**Given task:** Write out each line of the material again, word for word.

**Input:**
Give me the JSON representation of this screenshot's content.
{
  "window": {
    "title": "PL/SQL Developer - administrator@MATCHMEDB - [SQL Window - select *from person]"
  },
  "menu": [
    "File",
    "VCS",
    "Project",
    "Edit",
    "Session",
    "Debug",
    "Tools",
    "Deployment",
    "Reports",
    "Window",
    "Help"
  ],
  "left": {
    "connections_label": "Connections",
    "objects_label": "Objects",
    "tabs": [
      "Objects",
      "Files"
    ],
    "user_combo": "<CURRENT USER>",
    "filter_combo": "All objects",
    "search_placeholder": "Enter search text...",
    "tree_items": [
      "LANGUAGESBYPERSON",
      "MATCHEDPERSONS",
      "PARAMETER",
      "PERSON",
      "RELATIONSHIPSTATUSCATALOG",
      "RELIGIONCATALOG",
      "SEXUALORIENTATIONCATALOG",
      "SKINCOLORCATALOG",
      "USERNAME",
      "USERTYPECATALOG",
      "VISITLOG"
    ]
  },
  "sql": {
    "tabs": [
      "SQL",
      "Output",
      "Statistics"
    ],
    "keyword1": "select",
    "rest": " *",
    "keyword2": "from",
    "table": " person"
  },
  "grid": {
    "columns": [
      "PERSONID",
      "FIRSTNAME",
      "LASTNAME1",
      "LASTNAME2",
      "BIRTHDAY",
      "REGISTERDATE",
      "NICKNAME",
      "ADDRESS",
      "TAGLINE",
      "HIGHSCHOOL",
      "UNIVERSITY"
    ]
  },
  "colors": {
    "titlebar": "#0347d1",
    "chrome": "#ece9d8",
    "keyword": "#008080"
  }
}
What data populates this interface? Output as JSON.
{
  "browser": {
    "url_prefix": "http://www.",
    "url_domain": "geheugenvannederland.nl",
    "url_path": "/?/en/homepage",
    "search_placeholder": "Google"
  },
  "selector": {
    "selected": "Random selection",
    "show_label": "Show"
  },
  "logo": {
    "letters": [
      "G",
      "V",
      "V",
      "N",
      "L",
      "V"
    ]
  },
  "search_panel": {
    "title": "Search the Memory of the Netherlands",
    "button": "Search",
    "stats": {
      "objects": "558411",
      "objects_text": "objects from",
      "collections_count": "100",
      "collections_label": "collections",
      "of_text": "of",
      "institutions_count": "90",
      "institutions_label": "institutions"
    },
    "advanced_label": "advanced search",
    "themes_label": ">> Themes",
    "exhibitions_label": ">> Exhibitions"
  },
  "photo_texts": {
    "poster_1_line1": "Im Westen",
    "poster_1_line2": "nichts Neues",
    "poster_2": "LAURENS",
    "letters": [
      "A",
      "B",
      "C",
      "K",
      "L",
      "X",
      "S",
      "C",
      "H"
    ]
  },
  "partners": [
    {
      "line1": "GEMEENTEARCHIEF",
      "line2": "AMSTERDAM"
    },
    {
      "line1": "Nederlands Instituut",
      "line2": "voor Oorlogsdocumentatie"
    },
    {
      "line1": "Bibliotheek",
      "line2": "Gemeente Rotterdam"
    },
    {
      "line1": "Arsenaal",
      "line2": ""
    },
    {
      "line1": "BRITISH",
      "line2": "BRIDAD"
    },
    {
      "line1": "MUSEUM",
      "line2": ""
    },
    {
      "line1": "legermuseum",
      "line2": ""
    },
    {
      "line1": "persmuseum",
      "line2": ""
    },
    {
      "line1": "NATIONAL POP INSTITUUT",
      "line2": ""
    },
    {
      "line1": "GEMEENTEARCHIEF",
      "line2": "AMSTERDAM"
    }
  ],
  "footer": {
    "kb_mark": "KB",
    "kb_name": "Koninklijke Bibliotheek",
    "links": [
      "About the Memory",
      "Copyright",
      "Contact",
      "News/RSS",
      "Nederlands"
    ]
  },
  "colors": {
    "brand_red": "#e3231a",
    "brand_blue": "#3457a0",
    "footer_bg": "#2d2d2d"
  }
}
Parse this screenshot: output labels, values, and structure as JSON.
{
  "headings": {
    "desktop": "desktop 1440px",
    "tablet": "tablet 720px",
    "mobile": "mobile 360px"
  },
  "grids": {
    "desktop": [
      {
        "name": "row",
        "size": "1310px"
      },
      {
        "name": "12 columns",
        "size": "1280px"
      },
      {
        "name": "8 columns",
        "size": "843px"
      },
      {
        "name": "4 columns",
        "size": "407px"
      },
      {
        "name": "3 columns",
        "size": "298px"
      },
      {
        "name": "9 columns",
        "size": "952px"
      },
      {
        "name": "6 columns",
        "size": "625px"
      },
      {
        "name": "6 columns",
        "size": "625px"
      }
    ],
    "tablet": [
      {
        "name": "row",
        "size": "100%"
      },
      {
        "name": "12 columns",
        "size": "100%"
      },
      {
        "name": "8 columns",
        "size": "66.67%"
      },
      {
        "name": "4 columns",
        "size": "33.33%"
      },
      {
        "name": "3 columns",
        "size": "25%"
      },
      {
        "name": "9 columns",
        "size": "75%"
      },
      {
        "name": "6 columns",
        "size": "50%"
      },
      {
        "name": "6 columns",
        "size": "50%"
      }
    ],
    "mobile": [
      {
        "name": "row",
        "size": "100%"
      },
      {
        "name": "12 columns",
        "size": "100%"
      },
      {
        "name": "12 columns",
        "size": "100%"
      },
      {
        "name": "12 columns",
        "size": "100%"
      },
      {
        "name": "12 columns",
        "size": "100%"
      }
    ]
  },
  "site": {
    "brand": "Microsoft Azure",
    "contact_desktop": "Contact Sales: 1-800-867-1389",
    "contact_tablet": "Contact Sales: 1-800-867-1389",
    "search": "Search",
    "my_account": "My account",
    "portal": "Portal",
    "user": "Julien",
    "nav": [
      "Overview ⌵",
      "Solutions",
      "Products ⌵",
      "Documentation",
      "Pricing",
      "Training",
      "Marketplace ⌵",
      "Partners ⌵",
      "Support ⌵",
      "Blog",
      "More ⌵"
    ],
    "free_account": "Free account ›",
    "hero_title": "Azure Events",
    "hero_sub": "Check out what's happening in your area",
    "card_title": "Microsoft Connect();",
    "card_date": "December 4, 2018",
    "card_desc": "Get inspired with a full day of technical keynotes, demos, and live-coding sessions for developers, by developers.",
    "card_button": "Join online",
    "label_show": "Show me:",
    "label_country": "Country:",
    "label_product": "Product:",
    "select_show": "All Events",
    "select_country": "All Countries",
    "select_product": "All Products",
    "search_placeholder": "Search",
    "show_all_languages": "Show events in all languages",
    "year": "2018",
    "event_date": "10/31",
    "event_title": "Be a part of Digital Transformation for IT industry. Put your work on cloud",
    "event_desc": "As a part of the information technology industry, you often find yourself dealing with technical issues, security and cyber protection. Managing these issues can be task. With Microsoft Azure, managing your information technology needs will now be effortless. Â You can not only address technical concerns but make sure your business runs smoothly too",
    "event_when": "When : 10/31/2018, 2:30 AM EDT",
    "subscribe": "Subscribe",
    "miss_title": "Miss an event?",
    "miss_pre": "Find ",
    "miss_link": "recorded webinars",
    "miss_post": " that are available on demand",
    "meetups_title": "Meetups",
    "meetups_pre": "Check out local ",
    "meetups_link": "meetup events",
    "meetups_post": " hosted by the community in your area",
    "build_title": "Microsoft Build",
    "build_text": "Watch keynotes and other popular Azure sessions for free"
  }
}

**Task response:**
Give me the JSON representation of this screenshot's content.
{
  "window": {
    "title": "PL/SQL Developer - administrator@MATCHMEDB - [SQL Window - select *from person]"
  },
  "menu": [
    "File",
    "VCS",
    "Project",
    "Edit",
    "Session",
    "Debug",
    "Tools",
    "Deployment",
    "Reports",
    "Window",
    "Help"
  ],
  "left": {
    "connections_label": "Connections",
    "objects_label": "Objects",
    "tabs": [
      "Objects",
      "Files"
    ],
    "user_combo": "<CURRENT USER>",
    "filter_combo": "All objects",
    "search_placeholder": "Enter search text...",
    "tree_items": [
      "LANGUAGESBYPERSON",
      "MATCHEDPERSONS",
      "PARAMETER",
      "PERSON",
      "RELATIONSHIPSTATUSCATALOG",
      "RELIGIONCATALOG",
      "SEXUALORIENTATIONCATALOG",
      "SKINCOLORCATALOG",
      "USERNAME",
      "USERTYPECATALOG",
      "VISITLOG"
    ]
  },
  "sql": {
    "tabs": [
      "SQL",
      "Output",
      "Statistics"
    ],
    "keyword1": "select",
    "rest": " *",
    "keyword2": "from",
    "table": " person"
  },
  "grid": {
    "columns": [
      "PERSONID",
      "FIRSTNAME",
      "LASTNAME1",
      "LASTNAME2",
      "BIRTHDAY",
      "REGISTERDATE",
      "NICKNAME",
      "ADDRESS",
      "TAGLINE",
      "HIGHSCHOOL",
      "UNIVERSITY"
    ]
  },
  "colors": {
    "titlebar": "#0347d1",
    "chrome": "#ece9d8",
    "keyword": "#008080"
  }
}
What data populates this interface? Output as JSON.
{
  "browser": {
    "url_prefix": "http://www.",
    "url_domain": "geheugenvannederland.nl",
    "url_path": "/?/en/homepage",
    "search_placeholder": "Google"
  },
  "selector": {
    "selected": "Random selection",
    "show_label": "Show"
  },
  "logo": {
    "letters": [
      "G",
      "V",
      "V",
      "N",
      "L",
      "V"
    ]
  },
  "search_panel": {
    "title": "Search the Memory of the Netherlands",
    "button": "Search",
    "stats": {
      "objects": "558411",
      "objects_text": "objects from",
      "collections_count": "100",
      "collections_label": "collections",
      "of_text": "of",
      "institutions_count": "90",
      "institutions_label": "institutions"
    },
    "advanced_label": "advanced search",
    "themes_label": ">> Themes",
    "exhibitions_label": ">> Exhibitions"
  },
  "photo_texts": {
    "poster_1_line1": "Im Westen",
    "poster_1_line2": "nichts Neues",
    "poster_2": "LAURENS",
    "letters": [
      "A",
      "B",
      "C",
      "K",
      "L",
      "X",
      "S",
      "C",
      "H"
    ]
  },
  "partners": [
    {
      "line1": "GEMEENTEARCHIEF",
      "line2": "AMSTERDAM"
    },
    {
      "line1": "Nederlands Instituut",
      "line2": "voor Oorlogsdocumentatie"
    },
    {
      "line1": "Bibliotheek",
      "line2": "Gemeente Rotterdam"
    },
    {
      "line1": "Arsenaal",
      "line2": ""
    },
    {
      "line1": "BRITISH",
      "line2": "BRIDAD"
    },
    {
      "line1": "MUSEUM",
      "line2": ""
    },
    {
      "line1": "legermuseum",
      "line2": ""
    },
    {
      "line1": "persmuseum",
      "line2": ""
    },
    {
      "line1": "NATIONAL POP INSTITUUT",
      "line2": ""
    },
    {
      "line1": "GEMEENTEARCHIEF",
      "line2": "AMSTERDAM"
    }
  ],
  "footer": {
    "kb_mark": "KB",
    "kb_name": "Koninklijke Bibliotheek",
    "links": [
      "About the Memory",
      "Copyright",
      "Contact",
      "News/RSS",
      "Nederlands"
    ]
  },
  "colors": {
    "brand_red": "#e3231a",
    "brand_blue": "#3457a0",
    "footer_bg": "#2d2d2d"
  }
}
Parse this screenshot: output labels, values, and structure as JSON.
{
  "headings": {
    "desktop": "desktop 1440px",
    "tablet": "tablet 720px",
    "mobile": "mobile 360px"
  },
  "grids": {
    "desktop": [
      {
        "name": "row",
        "size": "1310px"
      },
      {
        "name": "12 columns",
        "size": "1280px"
      },
      {
        "name": "8 columns",
        "size": "843px"
      },
      {
        "name": "4 columns",
        "size": "407px"
      },
      {
        "name": "3 columns",
        "size": "298px"
      },
      {
        "name": "9 columns",
        "size": "952px"
      },
      {
        "name": "6 columns",
        "size": "625px"
      },
      {
        "name": "6 columns",
        "size": "625px"
      }
    ],
    "tablet": [
      {
        "name": "row",
        "size": "100%"
      },
      {
        "name": "12 columns",
        "size": "100%"
      },
      {
        "name": "8 columns",
        "size": "66.67%"
      },
      {
        "name": "4 columns",
        "size": "33.33%"
      },
      {
        "name": "3 columns",
        "size": "25%"
      },
      {
        "name": "9 columns",
        "size": "75%"
      },
      {
        "name": "6 columns",
        "size": "50%"
      },
      {
        "name": "6 columns",
        "size": "50%"
      }
    ],
    "mobile": [
      {
        "name": "row",
        "size": "100%"
      },
      {
        "name": "12 columns",
        "size": "100%"
      },
      {
        "name": "12 columns",
        "size": "100%"
      },
      {
        "name": "12 columns",
        "size": "100%"
      },
      {
        "name": "12 columns",
        "size": "100%"
      }
    ]
  },
  "site": {
    "brand": "Microsoft Azure",
    "contact_desktop": "Contact Sales: 1-800-867-1389",
    "contact_tablet": "Contact Sales: 1-800-867-1389",
    "search": "Search",
    "my_account": "My account",
    "portal": "Portal",
    "user": "Julien",
    "nav": [
      "Overview ⌵",
      "Solutions",
      "Products ⌵",
      "Documentation",
      "Pricing",
      "Training",
      "Marketplace ⌵",
      "Partners ⌵",
      "Support ⌵",
      "Blog",
      "More ⌵"
    ],
    "free_account": "Free account ›",
    "hero_title": "Azure Events",
    "hero_sub": "Check out what's happening in your area",
    "card_title": "Microsoft Connect();",
    "card_date": "December 4, 2018",
    "card_desc": "Get inspired with a full day of technical keynotes, demos, and live-coding sessions for developers, by developers.",
    "card_button": "Join online",
    "label_show": "Show me:",
    "label_country": "Country:",
    "label_product": "Product:",
    "select_show": "All Events",
    "select_country": "All Countries",
    "select_product": "All Products",
    "search_placeholder": "Search",
    "show_all_languages": "Show events in all languages",
    "year": "2018",
    "event_date": "10/31",
    "event_title": "Be a part of Digital Transformation for IT industry. Put your work on cloud",
    "event_desc": "As a part of the information technology industry, you often find yourself dealing with technical issues, security and cyber protection. Managing these issues can be task. With Microsoft Azure, managing your information technology needs will now be effortless. Â You can not only address technical concerns but make sure your business runs smoothly too",
    "event_when": "When : 10/31/2018, 2:30 AM EDT",
    "subscribe": "Subscribe",
    "miss_title": "Miss an event?",
    "miss_pre": "Find ",
    "miss_link": "recorded webinars",
    "miss_post": " that are available on demand",
    "meetups_title": "Meetups",
    "meetups_pre": "Check out local ",
    "meetups_link": "meetup events",
    "meetups_post": " hosted by the community in your area",
    "build_title": "Microsoft Build",
    "build_text": "Watch keynotes and other popular Azure sessions for free"
  }
}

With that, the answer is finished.